**REQUISITI DEL COMPITO:** Cita dal testo sul permesso di costruire il passo che comincia con "La giurisprudenza ha" e prosegue fino a "posizione del privato[7].".

═════ TESTO DI RIFERIMENTO

In merito alla procedura per il rilascio del titolo, nell’ottica di un sostanziale snellimento della stessa, il citato Decreto Semplificazioni del 2020 ha aggiunto una precisazione all’art. 20, comma 8, all’uopo disponendo che: «Fermi restando gli effetti comunque prodotti dal silenzio, lo sportello unico per l’edilizia rilascia anche in via telematica, entro quindici giorni dalla richiesta dell’interessato, un’attestazione circa il decorso dei termini del procedimento, in assenza di richieste di integrazione documentale o istruttorie inevase e di provvedimenti di diniego; altrimenti, nello stesso termine, comunica all’interessato che tali atti sono intervenuti».

Il permesso di costruire condizionato

La giurisprudenza ha dibattuto, peraltro, circa la possibilità di sottoporre a condizione il permesso di costruire, in relazione alla natura vincolata del medesimo[6]. Da ultimo, il Consiglio di Stato ha chiarito, comunque, che soltanto la necessità di acquisire l’atto di un’altra p.a. legittima l’apposizione di una condizione al permesso di costruire, in omaggio alla sua natura di atto di accertamento costitutivo a carattere negoziale, nonché in virtù dei princìpi di non aggravamento del procedimento amministrativo e di proporzionalità dell’azione amministrativa ed al fine di non coinvolgere la posizione del privato[7].

══════════
═════ DATI FORNITI

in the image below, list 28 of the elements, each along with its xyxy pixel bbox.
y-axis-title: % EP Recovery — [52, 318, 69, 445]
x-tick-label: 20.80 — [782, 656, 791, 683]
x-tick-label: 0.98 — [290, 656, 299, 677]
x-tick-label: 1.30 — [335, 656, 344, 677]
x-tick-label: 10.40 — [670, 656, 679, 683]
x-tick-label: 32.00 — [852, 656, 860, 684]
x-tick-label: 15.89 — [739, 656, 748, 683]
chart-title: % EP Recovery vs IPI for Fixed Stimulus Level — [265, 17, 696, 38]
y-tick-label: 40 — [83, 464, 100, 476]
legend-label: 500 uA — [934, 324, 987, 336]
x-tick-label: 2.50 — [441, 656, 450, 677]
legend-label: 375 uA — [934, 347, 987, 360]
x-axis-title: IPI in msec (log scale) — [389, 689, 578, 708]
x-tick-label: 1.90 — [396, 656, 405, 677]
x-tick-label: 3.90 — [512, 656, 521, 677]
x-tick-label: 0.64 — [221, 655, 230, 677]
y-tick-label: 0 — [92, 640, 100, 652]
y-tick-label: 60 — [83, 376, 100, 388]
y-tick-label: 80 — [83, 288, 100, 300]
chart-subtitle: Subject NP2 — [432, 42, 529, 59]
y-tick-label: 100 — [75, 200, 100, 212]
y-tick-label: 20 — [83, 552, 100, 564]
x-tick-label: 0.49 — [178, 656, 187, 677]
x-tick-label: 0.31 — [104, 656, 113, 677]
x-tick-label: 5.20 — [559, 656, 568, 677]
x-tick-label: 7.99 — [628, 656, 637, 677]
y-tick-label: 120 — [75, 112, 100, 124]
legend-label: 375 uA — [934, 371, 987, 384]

══════════

**RISULTATO FINALE:**
La giurisprudenza ha dibattuto, peraltro, circa la possibilità di sottoporre a condizione il permesso di costruire, in relazione alla natura vincolata del medesimo[6]. Da ultimo, il Consiglio di Stato ha chiarito, comunque, che soltanto la necessità di acquisire l’atto di un’altra p.a. legittima l’apposizione di una condizione al permesso di costruire, in omaggio alla sua natura di atto di accertamento costitutivo a carattere negoziale, nonché in virtù dei princìpi di non aggravamento del procedimento amministrativo e di proporzionalità dell’azione amministrativa ed al fine di non coinvolgere la posizione del privato[7].